*WHAT YOU HAVE TO DO:*
Take the entries below and print all of them exactly, please.

━━━━━ MATERIAL PROVIDED

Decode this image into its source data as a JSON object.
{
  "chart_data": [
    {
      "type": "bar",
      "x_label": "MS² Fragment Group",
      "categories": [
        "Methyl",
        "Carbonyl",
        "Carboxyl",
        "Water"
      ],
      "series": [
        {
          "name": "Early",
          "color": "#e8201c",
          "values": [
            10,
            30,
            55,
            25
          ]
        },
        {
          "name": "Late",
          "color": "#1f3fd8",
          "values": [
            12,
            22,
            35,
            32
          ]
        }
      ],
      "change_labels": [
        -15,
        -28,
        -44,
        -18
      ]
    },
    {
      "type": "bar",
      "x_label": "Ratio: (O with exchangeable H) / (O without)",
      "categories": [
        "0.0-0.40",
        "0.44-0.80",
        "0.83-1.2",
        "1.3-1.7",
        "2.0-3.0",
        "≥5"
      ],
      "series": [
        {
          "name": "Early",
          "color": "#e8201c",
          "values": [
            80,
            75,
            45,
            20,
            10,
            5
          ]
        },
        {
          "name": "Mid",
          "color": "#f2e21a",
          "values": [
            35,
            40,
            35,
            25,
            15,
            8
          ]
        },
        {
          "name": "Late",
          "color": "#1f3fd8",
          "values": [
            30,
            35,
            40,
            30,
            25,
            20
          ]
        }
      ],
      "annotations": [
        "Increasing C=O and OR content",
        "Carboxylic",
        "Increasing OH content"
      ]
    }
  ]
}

━━━━━━━━━━

*SOLUTION BELOW:*
Decode this image into its source data as a JSON object.
{
  "chart_data": [
    {
      "type": "bar",
      "x_label": "MS² Fragment Group",
      "categories": [
        "Methyl",
        "Carbonyl",
        "Carboxyl",
        "Water"
      ],
      "series": [
        {
          "name": "Early",
          "color": "#e8201c",
          "values": [
            10,
            30,
            55,
            25
          ]
        },
        {
          "name": "Late",
          "color": "#1f3fd8",
          "values": [
            12,
            22,
            35,
            32
          ]
        }
      ],
      "change_labels": [
        -15,
        -28,
        -44,
        -18
      ]
    },
    {
      "type": "bar",
      "x_label": "Ratio: (O with exchangeable H) / (O without)",
      "categories": [
        "0.0-0.40",
        "0.44-0.80",
        "0.83-1.2",
        "1.3-1.7",
        "2.0-3.0",
        "≥5"
      ],
      "series": [
        {
          "name": "Early",
          "color": "#e8201c",
          "values": [
            80,
            75,
            45,
            20,
            10,
            5
          ]
        },
        {
          "name": "Mid",
          "color": "#f2e21a",
          "values": [
            35,
            40,
            35,
            25,
            15,
            8
          ]
        },
        {
          "name": "Late",
          "color": "#1f3fd8",
          "values": [
            30,
            35,
            40,
            30,
            25,
            20
          ]
        }
      ],
      "annotations": [
        "Increasing C=O and OR content",
        "Carboxylic",
        "Increasing OH content"
      ]
    }
  ]
}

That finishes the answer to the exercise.